---------- ITEMS ----------

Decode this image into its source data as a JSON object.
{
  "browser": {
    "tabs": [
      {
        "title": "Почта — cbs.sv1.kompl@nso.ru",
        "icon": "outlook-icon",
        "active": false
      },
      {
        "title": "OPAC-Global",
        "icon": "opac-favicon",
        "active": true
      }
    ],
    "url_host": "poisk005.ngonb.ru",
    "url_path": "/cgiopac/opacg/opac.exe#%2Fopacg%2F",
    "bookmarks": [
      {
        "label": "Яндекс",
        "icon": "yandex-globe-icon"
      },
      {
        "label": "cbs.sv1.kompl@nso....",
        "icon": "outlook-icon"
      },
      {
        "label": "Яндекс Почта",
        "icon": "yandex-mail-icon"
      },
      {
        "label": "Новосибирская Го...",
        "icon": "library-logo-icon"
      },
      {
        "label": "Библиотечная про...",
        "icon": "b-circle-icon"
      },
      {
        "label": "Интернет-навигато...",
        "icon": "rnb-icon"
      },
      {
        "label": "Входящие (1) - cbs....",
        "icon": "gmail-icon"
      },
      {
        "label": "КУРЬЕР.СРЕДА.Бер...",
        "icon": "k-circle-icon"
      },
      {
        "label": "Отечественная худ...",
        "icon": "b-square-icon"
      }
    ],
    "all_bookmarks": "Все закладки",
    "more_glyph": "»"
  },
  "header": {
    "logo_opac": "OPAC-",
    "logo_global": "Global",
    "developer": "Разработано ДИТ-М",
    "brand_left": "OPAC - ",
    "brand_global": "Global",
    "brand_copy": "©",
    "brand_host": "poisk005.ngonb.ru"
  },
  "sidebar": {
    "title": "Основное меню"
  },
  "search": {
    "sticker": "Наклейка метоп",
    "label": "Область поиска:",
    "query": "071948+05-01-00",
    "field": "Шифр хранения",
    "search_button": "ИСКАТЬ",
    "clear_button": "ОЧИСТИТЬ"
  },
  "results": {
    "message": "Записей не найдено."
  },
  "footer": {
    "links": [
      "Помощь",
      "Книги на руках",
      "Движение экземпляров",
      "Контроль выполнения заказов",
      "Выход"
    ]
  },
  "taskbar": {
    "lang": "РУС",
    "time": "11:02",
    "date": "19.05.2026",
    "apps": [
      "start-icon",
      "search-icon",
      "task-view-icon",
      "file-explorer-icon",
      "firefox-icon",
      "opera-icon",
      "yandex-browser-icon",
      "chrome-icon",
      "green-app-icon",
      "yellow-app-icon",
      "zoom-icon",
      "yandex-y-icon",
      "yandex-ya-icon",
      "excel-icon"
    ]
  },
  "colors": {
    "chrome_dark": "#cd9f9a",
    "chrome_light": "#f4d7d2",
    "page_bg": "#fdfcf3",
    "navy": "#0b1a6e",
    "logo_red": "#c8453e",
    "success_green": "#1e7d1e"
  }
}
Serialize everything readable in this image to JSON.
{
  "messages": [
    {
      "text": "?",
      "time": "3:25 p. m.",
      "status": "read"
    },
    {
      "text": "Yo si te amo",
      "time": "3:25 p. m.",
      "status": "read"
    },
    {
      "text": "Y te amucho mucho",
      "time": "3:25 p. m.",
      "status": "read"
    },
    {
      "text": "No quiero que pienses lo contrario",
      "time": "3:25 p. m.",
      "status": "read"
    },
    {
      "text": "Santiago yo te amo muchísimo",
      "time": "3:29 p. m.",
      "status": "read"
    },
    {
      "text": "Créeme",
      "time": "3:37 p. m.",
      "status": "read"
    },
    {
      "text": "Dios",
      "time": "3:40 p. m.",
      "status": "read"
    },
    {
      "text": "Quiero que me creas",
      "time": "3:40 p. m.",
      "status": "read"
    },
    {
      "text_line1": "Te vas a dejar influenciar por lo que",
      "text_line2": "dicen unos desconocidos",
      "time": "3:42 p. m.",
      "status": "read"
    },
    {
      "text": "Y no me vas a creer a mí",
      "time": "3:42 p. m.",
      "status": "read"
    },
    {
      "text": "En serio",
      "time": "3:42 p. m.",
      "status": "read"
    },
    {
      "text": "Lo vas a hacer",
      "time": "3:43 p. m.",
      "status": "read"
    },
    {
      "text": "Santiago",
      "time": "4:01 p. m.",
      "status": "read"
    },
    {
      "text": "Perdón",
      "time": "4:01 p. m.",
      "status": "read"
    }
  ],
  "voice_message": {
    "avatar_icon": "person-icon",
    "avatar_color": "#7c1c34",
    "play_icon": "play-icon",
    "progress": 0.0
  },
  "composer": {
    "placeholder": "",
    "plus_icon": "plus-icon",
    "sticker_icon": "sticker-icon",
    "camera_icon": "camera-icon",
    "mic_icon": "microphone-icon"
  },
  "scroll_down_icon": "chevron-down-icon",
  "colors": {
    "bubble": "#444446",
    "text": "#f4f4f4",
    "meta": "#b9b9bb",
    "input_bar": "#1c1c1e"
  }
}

----------

Your task is to gather every line with the word "circle" and copy it.

        "icon": "b-circle-icon"
        "icon": "k-circle-icon"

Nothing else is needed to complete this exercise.